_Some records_
####################
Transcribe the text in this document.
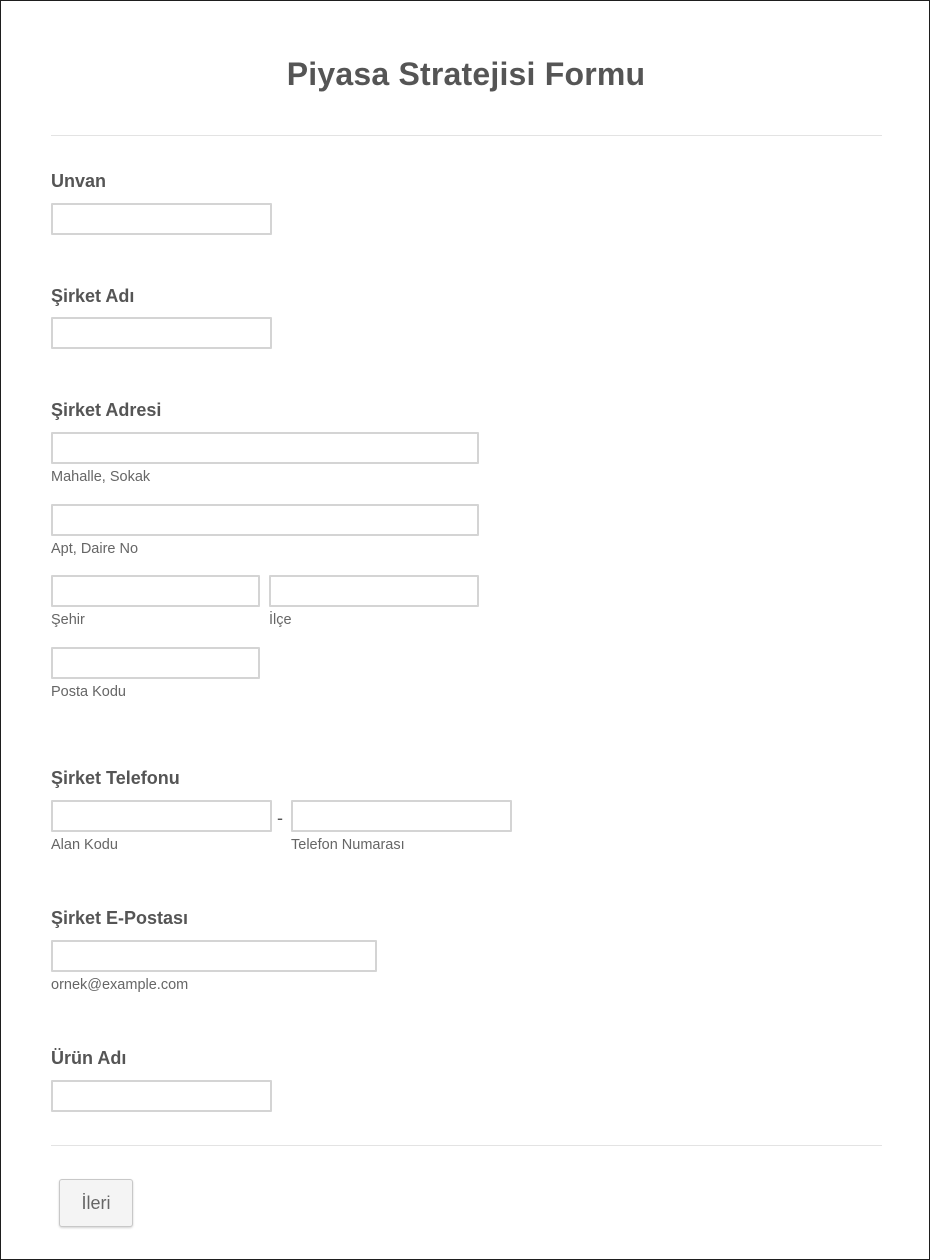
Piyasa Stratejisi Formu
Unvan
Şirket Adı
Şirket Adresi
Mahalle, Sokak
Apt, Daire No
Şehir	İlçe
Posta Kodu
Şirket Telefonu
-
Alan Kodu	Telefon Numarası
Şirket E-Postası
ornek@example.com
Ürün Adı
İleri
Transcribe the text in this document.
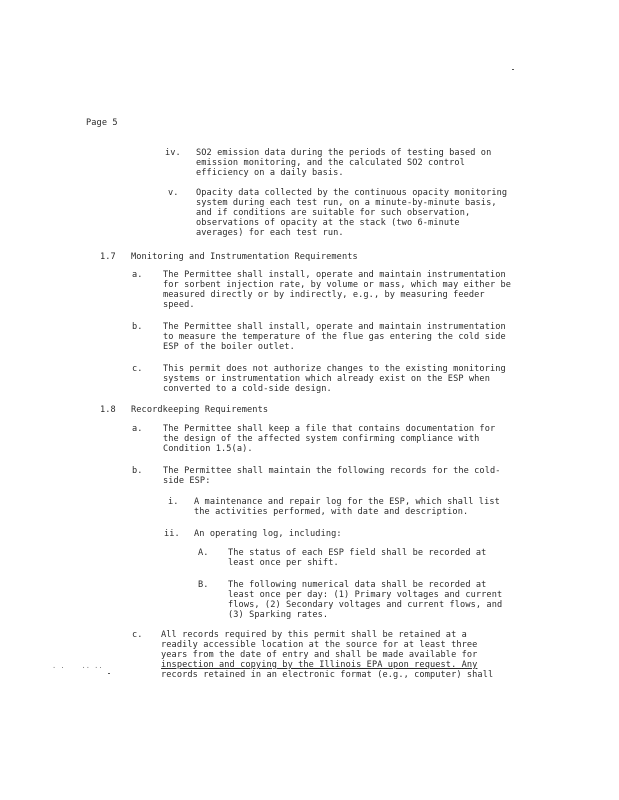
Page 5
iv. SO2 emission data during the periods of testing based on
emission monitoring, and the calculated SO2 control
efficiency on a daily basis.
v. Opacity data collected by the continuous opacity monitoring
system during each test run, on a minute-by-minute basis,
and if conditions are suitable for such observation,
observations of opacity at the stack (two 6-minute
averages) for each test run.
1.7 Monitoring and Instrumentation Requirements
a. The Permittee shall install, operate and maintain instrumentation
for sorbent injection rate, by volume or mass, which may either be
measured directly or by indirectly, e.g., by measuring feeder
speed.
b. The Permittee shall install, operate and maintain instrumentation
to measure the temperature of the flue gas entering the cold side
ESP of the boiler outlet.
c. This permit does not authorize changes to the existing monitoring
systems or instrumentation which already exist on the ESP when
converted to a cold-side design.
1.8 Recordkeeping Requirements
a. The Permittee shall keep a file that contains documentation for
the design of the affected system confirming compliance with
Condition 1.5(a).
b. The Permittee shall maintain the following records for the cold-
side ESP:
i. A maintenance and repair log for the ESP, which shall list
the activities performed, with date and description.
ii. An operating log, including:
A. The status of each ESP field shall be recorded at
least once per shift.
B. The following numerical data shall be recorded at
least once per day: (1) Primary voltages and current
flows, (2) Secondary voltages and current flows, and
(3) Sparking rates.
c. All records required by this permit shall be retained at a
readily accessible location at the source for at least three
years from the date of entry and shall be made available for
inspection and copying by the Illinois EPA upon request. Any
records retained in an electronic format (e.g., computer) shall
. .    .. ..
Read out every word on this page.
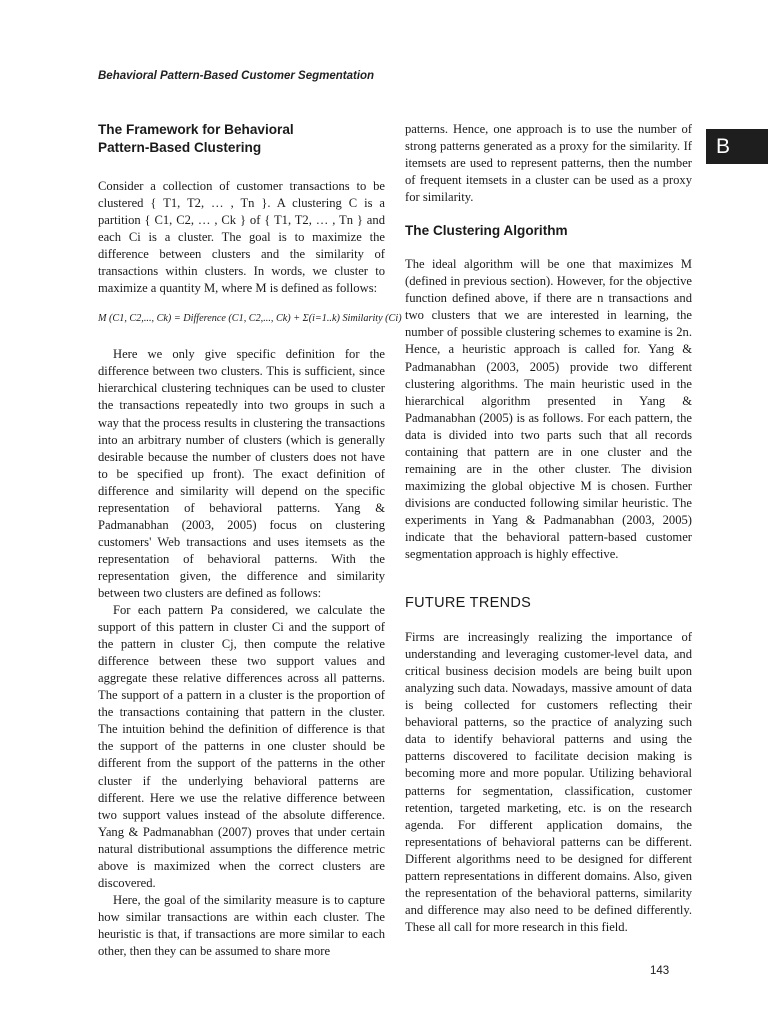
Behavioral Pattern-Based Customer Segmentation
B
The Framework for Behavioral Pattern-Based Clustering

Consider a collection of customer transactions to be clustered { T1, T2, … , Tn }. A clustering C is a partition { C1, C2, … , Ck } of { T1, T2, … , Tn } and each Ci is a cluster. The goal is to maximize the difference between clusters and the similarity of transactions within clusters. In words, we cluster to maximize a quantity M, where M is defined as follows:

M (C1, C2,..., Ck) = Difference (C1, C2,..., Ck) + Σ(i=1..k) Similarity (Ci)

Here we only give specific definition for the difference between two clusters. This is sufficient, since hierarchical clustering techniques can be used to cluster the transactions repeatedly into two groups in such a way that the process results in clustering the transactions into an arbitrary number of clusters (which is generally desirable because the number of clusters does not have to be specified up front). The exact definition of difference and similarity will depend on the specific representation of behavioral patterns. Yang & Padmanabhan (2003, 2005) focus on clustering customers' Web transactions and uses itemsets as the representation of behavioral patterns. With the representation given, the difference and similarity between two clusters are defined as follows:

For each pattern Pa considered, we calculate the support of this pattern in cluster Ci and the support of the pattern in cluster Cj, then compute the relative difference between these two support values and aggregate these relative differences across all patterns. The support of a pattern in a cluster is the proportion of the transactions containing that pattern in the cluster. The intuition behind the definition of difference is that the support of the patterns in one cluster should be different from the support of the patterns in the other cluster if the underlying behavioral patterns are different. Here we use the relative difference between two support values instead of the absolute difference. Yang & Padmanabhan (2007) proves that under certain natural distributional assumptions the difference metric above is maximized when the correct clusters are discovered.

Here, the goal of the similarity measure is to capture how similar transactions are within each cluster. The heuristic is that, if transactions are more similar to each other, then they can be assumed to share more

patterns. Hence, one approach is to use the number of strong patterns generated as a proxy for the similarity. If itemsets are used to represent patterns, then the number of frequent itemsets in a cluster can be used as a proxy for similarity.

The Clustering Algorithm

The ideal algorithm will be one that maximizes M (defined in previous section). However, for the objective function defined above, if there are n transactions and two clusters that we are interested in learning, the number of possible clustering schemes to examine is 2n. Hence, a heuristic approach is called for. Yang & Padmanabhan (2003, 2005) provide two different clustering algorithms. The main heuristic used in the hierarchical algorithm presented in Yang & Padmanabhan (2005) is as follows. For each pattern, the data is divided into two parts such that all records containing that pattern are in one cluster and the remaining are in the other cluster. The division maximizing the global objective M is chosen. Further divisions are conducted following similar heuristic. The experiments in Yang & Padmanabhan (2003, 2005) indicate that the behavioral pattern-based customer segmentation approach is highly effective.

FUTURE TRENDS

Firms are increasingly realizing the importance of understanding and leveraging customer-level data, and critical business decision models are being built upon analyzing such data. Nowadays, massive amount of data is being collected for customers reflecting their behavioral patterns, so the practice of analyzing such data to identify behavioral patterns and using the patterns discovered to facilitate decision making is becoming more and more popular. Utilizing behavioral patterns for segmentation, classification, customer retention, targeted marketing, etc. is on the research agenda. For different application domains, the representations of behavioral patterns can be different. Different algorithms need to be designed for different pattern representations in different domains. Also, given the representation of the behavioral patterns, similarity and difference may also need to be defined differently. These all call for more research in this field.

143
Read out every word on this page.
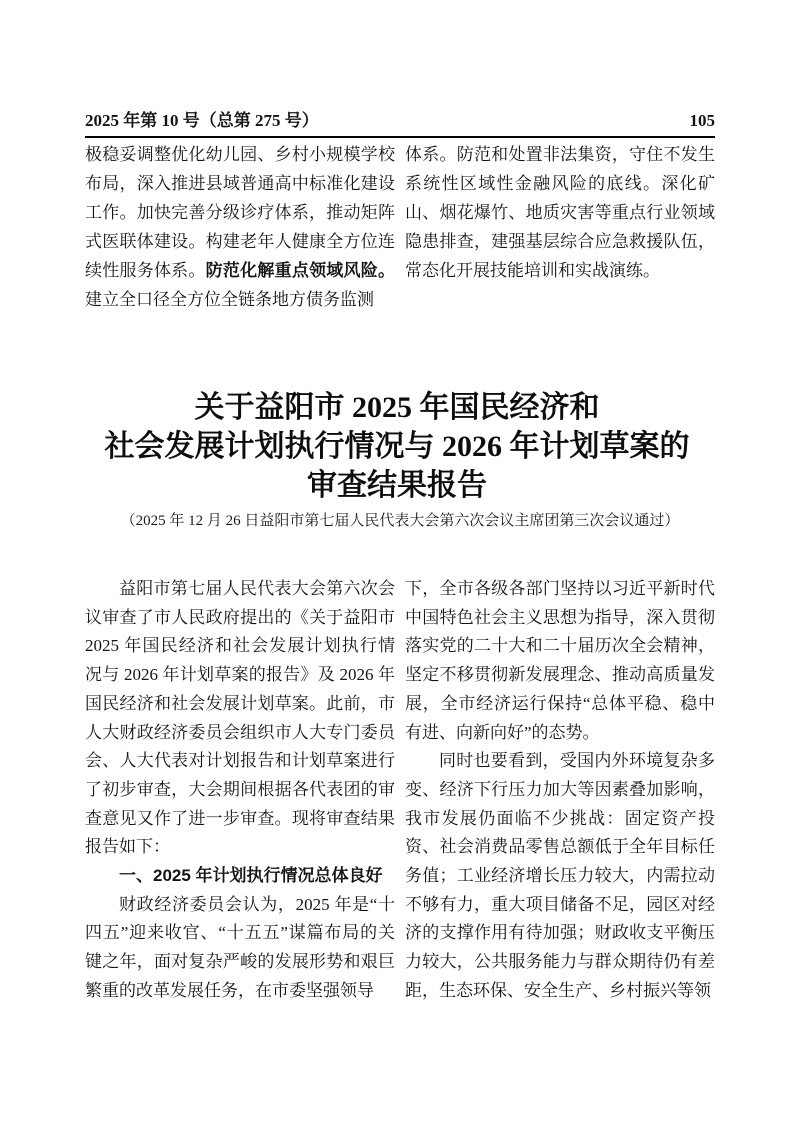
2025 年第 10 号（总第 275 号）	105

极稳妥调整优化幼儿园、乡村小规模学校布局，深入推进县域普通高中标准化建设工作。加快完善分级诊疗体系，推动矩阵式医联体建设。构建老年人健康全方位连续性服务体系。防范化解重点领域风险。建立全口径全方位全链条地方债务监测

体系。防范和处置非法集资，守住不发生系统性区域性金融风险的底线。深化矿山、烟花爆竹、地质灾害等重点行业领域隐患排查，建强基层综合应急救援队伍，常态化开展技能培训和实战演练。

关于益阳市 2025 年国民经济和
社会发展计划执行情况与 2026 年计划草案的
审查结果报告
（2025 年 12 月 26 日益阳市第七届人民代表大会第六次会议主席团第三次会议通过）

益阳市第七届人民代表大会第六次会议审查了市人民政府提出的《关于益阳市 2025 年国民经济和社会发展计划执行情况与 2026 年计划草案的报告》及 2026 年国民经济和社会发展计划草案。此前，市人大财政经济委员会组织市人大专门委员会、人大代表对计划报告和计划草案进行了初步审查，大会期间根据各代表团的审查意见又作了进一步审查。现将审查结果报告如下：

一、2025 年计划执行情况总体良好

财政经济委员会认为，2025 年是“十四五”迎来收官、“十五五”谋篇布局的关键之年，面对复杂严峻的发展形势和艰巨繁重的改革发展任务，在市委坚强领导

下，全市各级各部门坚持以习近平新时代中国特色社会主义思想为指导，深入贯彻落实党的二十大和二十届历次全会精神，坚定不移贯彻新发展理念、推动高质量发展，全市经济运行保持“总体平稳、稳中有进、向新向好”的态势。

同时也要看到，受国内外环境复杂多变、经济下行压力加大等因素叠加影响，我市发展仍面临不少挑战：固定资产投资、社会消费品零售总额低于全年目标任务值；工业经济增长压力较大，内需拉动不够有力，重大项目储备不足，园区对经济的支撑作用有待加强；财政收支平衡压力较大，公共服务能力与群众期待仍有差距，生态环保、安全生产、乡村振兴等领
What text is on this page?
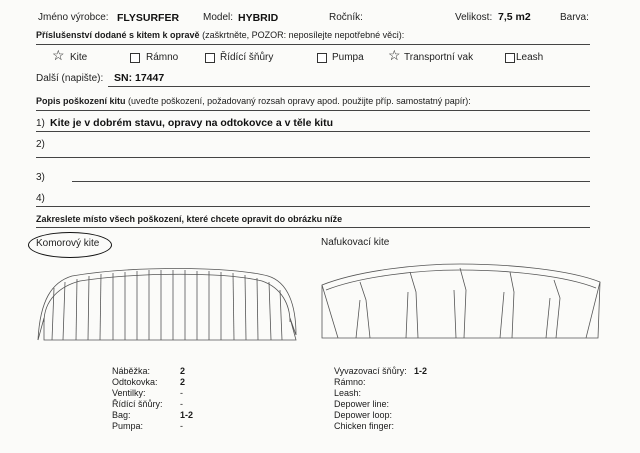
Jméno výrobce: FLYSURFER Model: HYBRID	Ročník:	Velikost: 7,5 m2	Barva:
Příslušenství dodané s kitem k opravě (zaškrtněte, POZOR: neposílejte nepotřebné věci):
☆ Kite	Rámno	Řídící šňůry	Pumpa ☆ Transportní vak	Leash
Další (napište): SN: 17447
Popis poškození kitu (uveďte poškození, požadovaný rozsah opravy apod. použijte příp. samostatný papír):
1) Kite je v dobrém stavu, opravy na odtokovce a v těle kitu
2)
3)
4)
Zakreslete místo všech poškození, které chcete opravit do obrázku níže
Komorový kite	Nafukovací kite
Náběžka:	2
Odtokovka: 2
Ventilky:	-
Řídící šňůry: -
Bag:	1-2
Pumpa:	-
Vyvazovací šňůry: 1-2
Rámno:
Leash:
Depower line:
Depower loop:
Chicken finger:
####################
_SHORT EXERCISE_
Gather and copy every line of the data in which the string "current" is found.

_OUTPUT OF THE EXERCISE_
least once per day: (1) Primary voltages and current
flows, (2) Secondary voltages and current flows, and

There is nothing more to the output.